### WHAT IS REQUIRED
Copy out all the records, word for word.

### GIVEN RECORDS
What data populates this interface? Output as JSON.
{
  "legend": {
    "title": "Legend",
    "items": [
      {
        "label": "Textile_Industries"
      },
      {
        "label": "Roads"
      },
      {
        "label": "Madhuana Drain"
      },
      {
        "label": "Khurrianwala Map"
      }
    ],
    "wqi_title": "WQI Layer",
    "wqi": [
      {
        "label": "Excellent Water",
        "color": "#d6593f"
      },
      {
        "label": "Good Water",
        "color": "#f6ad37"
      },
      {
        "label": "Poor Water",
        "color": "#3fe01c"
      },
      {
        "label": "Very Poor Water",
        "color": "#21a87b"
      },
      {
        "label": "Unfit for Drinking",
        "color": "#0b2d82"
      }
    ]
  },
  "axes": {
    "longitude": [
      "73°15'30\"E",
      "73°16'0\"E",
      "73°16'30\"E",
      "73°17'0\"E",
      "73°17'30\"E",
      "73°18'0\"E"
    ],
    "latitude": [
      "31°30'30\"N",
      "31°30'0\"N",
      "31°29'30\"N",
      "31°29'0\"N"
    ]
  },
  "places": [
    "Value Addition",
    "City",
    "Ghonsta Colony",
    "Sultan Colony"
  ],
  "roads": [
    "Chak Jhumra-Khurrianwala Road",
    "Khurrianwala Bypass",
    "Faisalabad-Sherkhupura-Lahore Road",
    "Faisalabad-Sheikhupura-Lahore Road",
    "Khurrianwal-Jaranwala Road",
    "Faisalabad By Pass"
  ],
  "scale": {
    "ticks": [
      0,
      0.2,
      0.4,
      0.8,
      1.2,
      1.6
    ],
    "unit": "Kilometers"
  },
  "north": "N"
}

### EXERCISE ANSWER
What data populates this interface? Output as JSON.
{
  "legend": {
    "title": "Legend",
    "items": [
      {
        "label": "Textile_Industries"
      },
      {
        "label": "Roads"
      },
      {
        "label": "Madhuana Drain"
      },
      {
        "label": "Khurrianwala Map"
      }
    ],
    "wqi_title": "WQI Layer",
    "wqi": [
      {
        "label": "Excellent Water",
        "color": "#d6593f"
      },
      {
        "label": "Good Water",
        "color": "#f6ad37"
      },
      {
        "label": "Poor Water",
        "color": "#3fe01c"
      },
      {
        "label": "Very Poor Water",
        "color": "#21a87b"
      },
      {
        "label": "Unfit for Drinking",
        "color": "#0b2d82"
      }
    ]
  },
  "axes": {
    "longitude": [
      "73°15'30\"E",
      "73°16'0\"E",
      "73°16'30\"E",
      "73°17'0\"E",
      "73°17'30\"E",
      "73°18'0\"E"
    ],
    "latitude": [
      "31°30'30\"N",
      "31°30'0\"N",
      "31°29'30\"N",
      "31°29'0\"N"
    ]
  },
  "places": [
    "Value Addition",
    "City",
    "Ghonsta Colony",
    "Sultan Colony"
  ],
  "roads": [
    "Chak Jhumra-Khurrianwala Road",
    "Khurrianwala Bypass",
    "Faisalabad-Sherkhupura-Lahore Road",
    "Faisalabad-Sheikhupura-Lahore Road",
    "Khurrianwal-Jaranwala Road",
    "Faisalabad By Pass"
  ],
  "scale": {
    "ticks": [
      0,
      0.2,
      0.4,
      0.8,
      1.2,
      1.6
    ],
    "unit": "Kilometers"
  },
  "north": "N"
}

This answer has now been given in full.